-- start --

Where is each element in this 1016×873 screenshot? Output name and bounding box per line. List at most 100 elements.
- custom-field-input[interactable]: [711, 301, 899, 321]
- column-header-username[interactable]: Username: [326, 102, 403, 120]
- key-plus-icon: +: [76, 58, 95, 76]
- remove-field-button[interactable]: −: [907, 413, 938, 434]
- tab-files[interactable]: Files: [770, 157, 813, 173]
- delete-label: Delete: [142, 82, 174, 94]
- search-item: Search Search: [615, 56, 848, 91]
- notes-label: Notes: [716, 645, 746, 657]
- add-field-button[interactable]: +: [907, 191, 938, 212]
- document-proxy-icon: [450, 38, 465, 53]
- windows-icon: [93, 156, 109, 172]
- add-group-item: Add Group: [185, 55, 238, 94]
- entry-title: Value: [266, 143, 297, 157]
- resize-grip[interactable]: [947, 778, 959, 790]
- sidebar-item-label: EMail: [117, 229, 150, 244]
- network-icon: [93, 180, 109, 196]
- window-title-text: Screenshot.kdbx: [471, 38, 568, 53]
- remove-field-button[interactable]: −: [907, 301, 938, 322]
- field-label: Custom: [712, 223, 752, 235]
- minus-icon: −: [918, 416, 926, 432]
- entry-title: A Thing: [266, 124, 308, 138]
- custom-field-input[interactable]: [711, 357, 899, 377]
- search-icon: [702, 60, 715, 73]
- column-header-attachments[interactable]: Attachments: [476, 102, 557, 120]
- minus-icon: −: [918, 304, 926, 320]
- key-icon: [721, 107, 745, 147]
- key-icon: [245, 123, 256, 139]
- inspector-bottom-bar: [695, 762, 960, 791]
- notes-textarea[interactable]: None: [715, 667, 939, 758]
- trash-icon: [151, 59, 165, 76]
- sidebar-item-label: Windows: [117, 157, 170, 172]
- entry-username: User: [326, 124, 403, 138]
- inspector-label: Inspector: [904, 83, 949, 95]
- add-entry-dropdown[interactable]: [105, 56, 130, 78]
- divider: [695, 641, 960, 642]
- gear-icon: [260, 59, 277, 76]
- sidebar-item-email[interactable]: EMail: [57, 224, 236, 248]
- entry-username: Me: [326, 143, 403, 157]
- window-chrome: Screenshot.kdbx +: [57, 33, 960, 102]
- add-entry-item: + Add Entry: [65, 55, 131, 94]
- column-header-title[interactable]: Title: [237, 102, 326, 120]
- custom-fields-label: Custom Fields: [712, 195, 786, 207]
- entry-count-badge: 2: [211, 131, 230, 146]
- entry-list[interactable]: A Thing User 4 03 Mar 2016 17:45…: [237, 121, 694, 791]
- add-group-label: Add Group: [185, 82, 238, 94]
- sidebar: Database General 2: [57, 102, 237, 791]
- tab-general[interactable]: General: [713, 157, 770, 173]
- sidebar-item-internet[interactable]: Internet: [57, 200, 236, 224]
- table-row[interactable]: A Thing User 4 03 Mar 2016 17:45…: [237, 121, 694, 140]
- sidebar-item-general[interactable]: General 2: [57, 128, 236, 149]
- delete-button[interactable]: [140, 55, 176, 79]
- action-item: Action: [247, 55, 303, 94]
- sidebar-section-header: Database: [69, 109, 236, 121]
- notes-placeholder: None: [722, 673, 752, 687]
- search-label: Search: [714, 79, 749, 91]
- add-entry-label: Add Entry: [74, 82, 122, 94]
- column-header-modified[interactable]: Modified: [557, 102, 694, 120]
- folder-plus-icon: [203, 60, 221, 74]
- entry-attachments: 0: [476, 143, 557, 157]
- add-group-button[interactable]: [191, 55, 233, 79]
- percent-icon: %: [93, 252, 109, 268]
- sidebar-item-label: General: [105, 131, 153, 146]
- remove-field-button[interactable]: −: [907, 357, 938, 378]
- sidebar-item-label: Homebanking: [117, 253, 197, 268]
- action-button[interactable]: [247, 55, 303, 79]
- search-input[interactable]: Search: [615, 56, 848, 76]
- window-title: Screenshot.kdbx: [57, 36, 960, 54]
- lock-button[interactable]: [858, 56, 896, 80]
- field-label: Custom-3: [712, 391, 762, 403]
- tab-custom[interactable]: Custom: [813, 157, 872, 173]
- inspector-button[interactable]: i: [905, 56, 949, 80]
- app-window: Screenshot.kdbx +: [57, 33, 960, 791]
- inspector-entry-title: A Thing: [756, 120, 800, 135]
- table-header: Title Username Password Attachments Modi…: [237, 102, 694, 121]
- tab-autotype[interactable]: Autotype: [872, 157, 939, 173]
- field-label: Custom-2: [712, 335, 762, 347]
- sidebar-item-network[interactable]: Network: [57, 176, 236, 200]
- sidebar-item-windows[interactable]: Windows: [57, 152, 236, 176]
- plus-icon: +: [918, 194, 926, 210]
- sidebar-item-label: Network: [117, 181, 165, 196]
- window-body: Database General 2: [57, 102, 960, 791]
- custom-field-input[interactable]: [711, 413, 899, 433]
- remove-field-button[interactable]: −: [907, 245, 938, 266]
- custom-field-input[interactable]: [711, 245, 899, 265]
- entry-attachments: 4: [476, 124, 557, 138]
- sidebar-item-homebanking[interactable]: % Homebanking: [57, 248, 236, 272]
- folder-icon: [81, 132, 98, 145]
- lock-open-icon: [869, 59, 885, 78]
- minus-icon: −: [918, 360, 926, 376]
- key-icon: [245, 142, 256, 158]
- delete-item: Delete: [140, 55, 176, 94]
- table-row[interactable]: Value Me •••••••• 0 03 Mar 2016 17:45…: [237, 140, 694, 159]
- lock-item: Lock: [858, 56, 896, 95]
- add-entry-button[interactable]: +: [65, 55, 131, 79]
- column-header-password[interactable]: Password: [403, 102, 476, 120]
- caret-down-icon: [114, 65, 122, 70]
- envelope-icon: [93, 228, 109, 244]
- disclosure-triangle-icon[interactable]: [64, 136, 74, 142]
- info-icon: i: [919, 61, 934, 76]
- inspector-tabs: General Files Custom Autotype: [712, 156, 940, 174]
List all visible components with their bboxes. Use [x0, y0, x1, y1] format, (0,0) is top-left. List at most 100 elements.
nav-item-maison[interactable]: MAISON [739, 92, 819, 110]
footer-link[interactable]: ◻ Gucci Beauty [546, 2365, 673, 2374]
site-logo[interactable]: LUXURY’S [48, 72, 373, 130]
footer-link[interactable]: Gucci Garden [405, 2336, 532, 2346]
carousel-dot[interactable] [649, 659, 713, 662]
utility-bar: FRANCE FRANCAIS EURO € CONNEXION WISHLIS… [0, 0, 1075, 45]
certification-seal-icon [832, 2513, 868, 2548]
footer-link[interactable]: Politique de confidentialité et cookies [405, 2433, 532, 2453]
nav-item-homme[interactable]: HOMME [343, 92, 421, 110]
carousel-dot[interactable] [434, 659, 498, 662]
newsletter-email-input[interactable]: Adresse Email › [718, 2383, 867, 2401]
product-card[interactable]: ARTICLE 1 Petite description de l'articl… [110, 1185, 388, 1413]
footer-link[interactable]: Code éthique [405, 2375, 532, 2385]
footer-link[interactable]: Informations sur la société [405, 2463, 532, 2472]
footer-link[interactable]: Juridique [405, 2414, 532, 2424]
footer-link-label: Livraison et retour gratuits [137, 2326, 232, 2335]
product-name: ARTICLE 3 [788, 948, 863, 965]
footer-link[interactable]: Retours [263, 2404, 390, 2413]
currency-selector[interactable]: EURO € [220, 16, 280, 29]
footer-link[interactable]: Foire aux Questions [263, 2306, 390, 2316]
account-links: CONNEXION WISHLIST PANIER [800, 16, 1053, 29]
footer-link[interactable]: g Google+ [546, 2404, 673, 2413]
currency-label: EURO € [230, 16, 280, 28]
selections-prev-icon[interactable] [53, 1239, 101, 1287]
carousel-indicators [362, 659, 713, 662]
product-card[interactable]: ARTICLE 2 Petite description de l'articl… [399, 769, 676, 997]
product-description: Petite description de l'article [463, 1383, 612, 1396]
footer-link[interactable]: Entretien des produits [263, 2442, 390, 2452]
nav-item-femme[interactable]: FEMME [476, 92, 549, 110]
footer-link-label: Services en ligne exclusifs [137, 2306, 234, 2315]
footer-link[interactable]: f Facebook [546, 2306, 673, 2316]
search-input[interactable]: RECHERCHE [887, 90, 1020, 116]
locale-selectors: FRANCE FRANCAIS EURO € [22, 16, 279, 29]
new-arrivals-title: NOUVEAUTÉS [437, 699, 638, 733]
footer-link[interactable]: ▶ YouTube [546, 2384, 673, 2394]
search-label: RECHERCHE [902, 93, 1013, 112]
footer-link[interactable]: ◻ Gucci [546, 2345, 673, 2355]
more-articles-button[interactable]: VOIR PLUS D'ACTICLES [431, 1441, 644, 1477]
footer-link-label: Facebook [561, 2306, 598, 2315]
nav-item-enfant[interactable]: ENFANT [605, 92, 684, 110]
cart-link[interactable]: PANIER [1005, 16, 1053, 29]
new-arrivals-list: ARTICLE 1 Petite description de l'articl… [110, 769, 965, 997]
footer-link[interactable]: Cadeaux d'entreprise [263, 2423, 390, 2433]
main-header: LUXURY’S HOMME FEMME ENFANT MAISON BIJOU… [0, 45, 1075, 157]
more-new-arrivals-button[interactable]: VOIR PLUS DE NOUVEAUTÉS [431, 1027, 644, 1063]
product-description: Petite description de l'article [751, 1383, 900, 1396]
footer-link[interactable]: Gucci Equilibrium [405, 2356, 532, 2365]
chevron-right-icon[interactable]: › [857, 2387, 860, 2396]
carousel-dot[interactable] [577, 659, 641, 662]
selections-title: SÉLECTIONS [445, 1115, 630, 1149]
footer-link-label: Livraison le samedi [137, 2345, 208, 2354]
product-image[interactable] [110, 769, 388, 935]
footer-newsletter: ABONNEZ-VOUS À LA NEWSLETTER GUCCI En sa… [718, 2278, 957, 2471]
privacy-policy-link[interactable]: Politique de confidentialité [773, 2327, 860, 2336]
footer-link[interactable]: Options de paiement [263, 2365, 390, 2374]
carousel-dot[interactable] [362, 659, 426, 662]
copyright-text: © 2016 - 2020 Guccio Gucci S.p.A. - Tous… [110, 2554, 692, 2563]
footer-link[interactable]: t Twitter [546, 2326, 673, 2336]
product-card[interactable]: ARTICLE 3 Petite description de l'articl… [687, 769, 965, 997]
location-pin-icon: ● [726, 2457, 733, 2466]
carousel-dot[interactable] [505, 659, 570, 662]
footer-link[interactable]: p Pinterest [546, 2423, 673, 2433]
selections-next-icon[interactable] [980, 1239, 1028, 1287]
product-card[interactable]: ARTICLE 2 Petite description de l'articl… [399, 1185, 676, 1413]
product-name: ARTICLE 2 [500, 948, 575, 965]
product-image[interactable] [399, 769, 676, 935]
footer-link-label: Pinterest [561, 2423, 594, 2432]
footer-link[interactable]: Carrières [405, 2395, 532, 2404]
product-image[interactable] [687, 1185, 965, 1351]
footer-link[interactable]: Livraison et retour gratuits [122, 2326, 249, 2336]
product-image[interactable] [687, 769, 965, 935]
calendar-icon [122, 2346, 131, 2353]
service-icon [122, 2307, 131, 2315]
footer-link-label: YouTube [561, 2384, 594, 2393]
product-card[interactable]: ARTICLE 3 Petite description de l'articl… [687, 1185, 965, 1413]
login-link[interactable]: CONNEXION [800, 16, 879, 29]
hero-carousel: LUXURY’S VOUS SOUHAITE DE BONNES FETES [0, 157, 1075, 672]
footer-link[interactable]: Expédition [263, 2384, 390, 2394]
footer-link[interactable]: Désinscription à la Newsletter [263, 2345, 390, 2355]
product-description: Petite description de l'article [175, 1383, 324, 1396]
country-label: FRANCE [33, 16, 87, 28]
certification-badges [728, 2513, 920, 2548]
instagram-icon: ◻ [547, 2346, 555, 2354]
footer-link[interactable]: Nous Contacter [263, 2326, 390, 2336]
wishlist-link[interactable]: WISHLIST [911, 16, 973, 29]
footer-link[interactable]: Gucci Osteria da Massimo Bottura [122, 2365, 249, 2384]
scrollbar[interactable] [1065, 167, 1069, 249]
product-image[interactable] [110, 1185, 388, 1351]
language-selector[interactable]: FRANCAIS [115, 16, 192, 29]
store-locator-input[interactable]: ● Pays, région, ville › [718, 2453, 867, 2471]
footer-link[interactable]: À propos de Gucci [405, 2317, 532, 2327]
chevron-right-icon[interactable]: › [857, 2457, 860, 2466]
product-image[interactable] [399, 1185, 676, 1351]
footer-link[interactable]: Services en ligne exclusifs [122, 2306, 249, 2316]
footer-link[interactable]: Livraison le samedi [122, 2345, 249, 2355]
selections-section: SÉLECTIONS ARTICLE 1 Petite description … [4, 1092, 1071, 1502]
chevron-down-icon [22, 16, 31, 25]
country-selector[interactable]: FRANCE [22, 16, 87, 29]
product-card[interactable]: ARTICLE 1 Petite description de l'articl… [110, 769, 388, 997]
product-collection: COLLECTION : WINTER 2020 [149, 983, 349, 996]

-- end --

PROBLEM DESCRIPTION ->
Rewrite the entries from the start through the line containing "- tab-files[interactable]: Files: [770, 157, 813, 173]", swapping "custom-field-input" for "custom-text-input" and leaving everything else as it is.

EXERCISE OUTPUT ->
Where is each element in this 1016×873 screenshot? Output name and bounding box per line. List at most 100 elements.
- custom-text-input[interactable]: [711, 301, 899, 321]
- column-header-username[interactable]: Username: [326, 102, 403, 120]
- key-plus-icon: +: [76, 58, 95, 76]
- remove-field-button[interactable]: −: [907, 413, 938, 434]
- tab-files[interactable]: Files: [770, 157, 813, 173]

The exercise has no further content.